The request> The records should be written out in full, with nothing altered.

___ Records provided

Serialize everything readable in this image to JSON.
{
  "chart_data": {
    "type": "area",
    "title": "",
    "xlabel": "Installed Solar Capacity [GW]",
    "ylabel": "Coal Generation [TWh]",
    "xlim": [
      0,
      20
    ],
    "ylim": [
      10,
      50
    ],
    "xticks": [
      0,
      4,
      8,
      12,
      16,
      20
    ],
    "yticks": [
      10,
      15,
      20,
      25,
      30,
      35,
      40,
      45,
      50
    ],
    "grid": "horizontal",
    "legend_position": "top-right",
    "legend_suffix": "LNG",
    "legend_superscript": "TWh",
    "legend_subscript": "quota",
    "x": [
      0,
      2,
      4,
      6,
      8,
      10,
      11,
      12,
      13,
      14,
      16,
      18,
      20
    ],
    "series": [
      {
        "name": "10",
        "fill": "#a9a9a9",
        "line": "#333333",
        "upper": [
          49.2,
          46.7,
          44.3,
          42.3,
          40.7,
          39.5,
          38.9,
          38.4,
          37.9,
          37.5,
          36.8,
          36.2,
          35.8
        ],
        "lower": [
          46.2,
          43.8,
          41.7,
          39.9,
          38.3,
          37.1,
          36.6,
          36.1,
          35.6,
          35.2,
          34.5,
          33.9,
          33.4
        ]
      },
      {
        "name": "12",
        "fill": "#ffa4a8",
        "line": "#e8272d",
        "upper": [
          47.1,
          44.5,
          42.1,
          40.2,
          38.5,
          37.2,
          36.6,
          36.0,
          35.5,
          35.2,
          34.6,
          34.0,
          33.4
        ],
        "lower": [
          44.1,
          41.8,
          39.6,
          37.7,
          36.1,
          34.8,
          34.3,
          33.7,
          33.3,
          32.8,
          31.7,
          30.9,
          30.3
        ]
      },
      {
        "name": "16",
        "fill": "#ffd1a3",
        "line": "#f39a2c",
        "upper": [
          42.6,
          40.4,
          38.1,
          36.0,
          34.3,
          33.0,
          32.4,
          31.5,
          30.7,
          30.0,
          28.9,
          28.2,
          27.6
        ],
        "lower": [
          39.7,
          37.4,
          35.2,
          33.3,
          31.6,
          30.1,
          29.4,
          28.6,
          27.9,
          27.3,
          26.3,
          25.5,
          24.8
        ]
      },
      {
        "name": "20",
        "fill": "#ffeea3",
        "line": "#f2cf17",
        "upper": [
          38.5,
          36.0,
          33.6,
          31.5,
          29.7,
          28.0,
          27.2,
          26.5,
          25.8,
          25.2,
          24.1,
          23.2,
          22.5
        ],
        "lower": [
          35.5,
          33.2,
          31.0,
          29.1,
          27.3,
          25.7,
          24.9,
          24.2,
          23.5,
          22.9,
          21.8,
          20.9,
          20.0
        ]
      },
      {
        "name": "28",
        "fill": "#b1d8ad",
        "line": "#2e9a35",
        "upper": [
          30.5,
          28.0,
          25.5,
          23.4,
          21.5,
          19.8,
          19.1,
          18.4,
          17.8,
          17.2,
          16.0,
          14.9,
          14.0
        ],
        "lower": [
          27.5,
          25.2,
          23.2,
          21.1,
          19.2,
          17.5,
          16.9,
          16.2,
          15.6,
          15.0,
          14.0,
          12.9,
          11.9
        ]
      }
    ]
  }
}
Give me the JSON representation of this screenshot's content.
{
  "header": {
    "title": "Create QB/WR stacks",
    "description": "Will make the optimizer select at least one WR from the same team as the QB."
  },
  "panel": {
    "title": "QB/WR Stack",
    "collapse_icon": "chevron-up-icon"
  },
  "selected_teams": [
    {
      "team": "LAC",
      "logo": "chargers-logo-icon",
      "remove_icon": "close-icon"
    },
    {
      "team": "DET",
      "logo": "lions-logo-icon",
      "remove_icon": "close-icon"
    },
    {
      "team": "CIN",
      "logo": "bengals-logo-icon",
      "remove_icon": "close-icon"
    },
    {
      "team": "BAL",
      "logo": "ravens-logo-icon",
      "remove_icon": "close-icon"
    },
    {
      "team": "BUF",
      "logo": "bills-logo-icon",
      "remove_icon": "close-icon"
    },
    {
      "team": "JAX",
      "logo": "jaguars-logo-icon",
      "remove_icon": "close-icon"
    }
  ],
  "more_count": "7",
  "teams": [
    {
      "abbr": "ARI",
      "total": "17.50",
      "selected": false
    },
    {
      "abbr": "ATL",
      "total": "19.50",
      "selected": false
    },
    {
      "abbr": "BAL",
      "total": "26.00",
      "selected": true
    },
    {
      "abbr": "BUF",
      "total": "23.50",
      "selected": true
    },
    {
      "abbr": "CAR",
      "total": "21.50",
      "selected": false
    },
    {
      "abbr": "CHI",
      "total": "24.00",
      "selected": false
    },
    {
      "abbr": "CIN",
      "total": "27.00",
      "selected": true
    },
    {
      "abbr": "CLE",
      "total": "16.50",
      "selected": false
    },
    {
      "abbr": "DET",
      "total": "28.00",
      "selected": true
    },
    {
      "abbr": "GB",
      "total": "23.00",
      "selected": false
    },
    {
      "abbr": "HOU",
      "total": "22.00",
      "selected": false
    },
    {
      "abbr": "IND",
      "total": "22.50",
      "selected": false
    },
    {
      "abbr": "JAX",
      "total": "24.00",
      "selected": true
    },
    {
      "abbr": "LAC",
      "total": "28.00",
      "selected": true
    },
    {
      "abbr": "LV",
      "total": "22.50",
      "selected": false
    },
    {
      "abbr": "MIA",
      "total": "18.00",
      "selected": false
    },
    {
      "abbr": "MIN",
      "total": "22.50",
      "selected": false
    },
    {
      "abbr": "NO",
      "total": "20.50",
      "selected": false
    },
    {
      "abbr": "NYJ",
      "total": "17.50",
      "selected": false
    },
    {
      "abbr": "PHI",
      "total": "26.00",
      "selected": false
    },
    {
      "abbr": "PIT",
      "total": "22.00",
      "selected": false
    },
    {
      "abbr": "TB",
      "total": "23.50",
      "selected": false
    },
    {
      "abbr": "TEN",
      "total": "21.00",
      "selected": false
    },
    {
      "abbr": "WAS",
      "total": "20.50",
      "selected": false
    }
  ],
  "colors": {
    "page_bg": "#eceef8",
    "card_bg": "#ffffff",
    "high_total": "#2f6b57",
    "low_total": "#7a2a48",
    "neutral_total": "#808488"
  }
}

______

Written answer>
Serialize everything readable in this image to JSON.
{
  "chart_data": {
    "type": "area",
    "title": "",
    "xlabel": "Installed Solar Capacity [GW]",
    "ylabel": "Coal Generation [TWh]",
    "xlim": [
      0,
      20
    ],
    "ylim": [
      10,
      50
    ],
    "xticks": [
      0,
      4,
      8,
      12,
      16,
      20
    ],
    "yticks": [
      10,
      15,
      20,
      25,
      30,
      35,
      40,
      45,
      50
    ],
    "grid": "horizontal",
    "legend_position": "top-right",
    "legend_suffix": "LNG",
    "legend_superscript": "TWh",
    "legend_subscript": "quota",
    "x": [
      0,
      2,
      4,
      6,
      8,
      10,
      11,
      12,
      13,
      14,
      16,
      18,
      20
    ],
    "series": [
      {
        "name": "10",
        "fill": "#a9a9a9",
        "line": "#333333",
        "upper": [
          49.2,
          46.7,
          44.3,
          42.3,
          40.7,
          39.5,
          38.9,
          38.4,
          37.9,
          37.5,
          36.8,
          36.2,
          35.8
        ],
        "lower": [
          46.2,
          43.8,
          41.7,
          39.9,
          38.3,
          37.1,
          36.6,
          36.1,
          35.6,
          35.2,
          34.5,
          33.9,
          33.4
        ]
      },
      {
        "name": "12",
        "fill": "#ffa4a8",
        "line": "#e8272d",
        "upper": [
          47.1,
          44.5,
          42.1,
          40.2,
          38.5,
          37.2,
          36.6,
          36.0,
          35.5,
          35.2,
          34.6,
          34.0,
          33.4
        ],
        "lower": [
          44.1,
          41.8,
          39.6,
          37.7,
          36.1,
          34.8,
          34.3,
          33.7,
          33.3,
          32.8,
          31.7,
          30.9,
          30.3
        ]
      },
      {
        "name": "16",
        "fill": "#ffd1a3",
        "line": "#f39a2c",
        "upper": [
          42.6,
          40.4,
          38.1,
          36.0,
          34.3,
          33.0,
          32.4,
          31.5,
          30.7,
          30.0,
          28.9,
          28.2,
          27.6
        ],
        "lower": [
          39.7,
          37.4,
          35.2,
          33.3,
          31.6,
          30.1,
          29.4,
          28.6,
          27.9,
          27.3,
          26.3,
          25.5,
          24.8
        ]
      },
      {
        "name": "20",
        "fill": "#ffeea3",
        "line": "#f2cf17",
        "upper": [
          38.5,
          36.0,
          33.6,
          31.5,
          29.7,
          28.0,
          27.2,
          26.5,
          25.8,
          25.2,
          24.1,
          23.2,
          22.5
        ],
        "lower": [
          35.5,
          33.2,
          31.0,
          29.1,
          27.3,
          25.7,
          24.9,
          24.2,
          23.5,
          22.9,
          21.8,
          20.9,
          20.0
        ]
      },
      {
        "name": "28",
        "fill": "#b1d8ad",
        "line": "#2e9a35",
        "upper": [
          30.5,
          28.0,
          25.5,
          23.4,
          21.5,
          19.8,
          19.1,
          18.4,
          17.8,
          17.2,
          16.0,
          14.9,
          14.0
        ],
        "lower": [
          27.5,
          25.2,
          23.2,
          21.1,
          19.2,
          17.5,
          16.9,
          16.2,
          15.6,
          15.0,
          14.0,
          12.9,
          11.9
        ]
      }
    ]
  }
}
Give me the JSON representation of this screenshot's content.
{
  "header": {
    "title": "Create QB/WR stacks",
    "description": "Will make the optimizer select at least one WR from the same team as the QB."
  },
  "panel": {
    "title": "QB/WR Stack",
    "collapse_icon": "chevron-up-icon"
  },
  "selected_teams": [
    {
      "team": "LAC",
      "logo": "chargers-logo-icon",
      "remove_icon": "close-icon"
    },
    {
      "team": "DET",
      "logo": "lions-logo-icon",
      "remove_icon": "close-icon"
    },
    {
      "team": "CIN",
      "logo": "bengals-logo-icon",
      "remove_icon": "close-icon"
    },
    {
      "team": "BAL",
      "logo": "ravens-logo-icon",
      "remove_icon": "close-icon"
    },
    {
      "team": "BUF",
      "logo": "bills-logo-icon",
      "remove_icon": "close-icon"
    },
    {
      "team": "JAX",
      "logo": "jaguars-logo-icon",
      "remove_icon": "close-icon"
    }
  ],
  "more_count": "7",
  "teams": [
    {
      "abbr": "ARI",
      "total": "17.50",
      "selected": false
    },
    {
      "abbr": "ATL",
      "total": "19.50",
      "selected": false
    },
    {
      "abbr": "BAL",
      "total": "26.00",
      "selected": true
    },
    {
      "abbr": "BUF",
      "total": "23.50",
      "selected": true
    },
    {
      "abbr": "CAR",
      "total": "21.50",
      "selected": false
    },
    {
      "abbr": "CHI",
      "total": "24.00",
      "selected": false
    },
    {
      "abbr": "CIN",
      "total": "27.00",
      "selected": true
    },
    {
      "abbr": "CLE",
      "total": "16.50",
      "selected": false
    },
    {
      "abbr": "DET",
      "total": "28.00",
      "selected": true
    },
    {
      "abbr": "GB",
      "total": "23.00",
      "selected": false
    },
    {
      "abbr": "HOU",
      "total": "22.00",
      "selected": false
    },
    {
      "abbr": "IND",
      "total": "22.50",
      "selected": false
    },
    {
      "abbr": "JAX",
      "total": "24.00",
      "selected": true
    },
    {
      "abbr": "LAC",
      "total": "28.00",
      "selected": true
    },
    {
      "abbr": "LV",
      "total": "22.50",
      "selected": false
    },
    {
      "abbr": "MIA",
      "total": "18.00",
      "selected": false
    },
    {
      "abbr": "MIN",
      "total": "22.50",
      "selected": false
    },
    {
      "abbr": "NO",
      "total": "20.50",
      "selected": false
    },
    {
      "abbr": "NYJ",
      "total": "17.50",
      "selected": false
    },
    {
      "abbr": "PHI",
      "total": "26.00",
      "selected": false
    },
    {
      "abbr": "PIT",
      "total": "22.00",
      "selected": false
    },
    {
      "abbr": "TB",
      "total": "23.50",
      "selected": false
    },
    {
      "abbr": "TEN",
      "total": "21.00",
      "selected": false
    },
    {
      "abbr": "WAS",
      "total": "20.50",
      "selected": false
    }
  ],
  "colors": {
    "page_bg": "#eceef8",
    "card_bg": "#ffffff",
    "high_total": "#2f6b57",
    "low_total": "#7a2a48",
    "neutral_total": "#808488"
  }
}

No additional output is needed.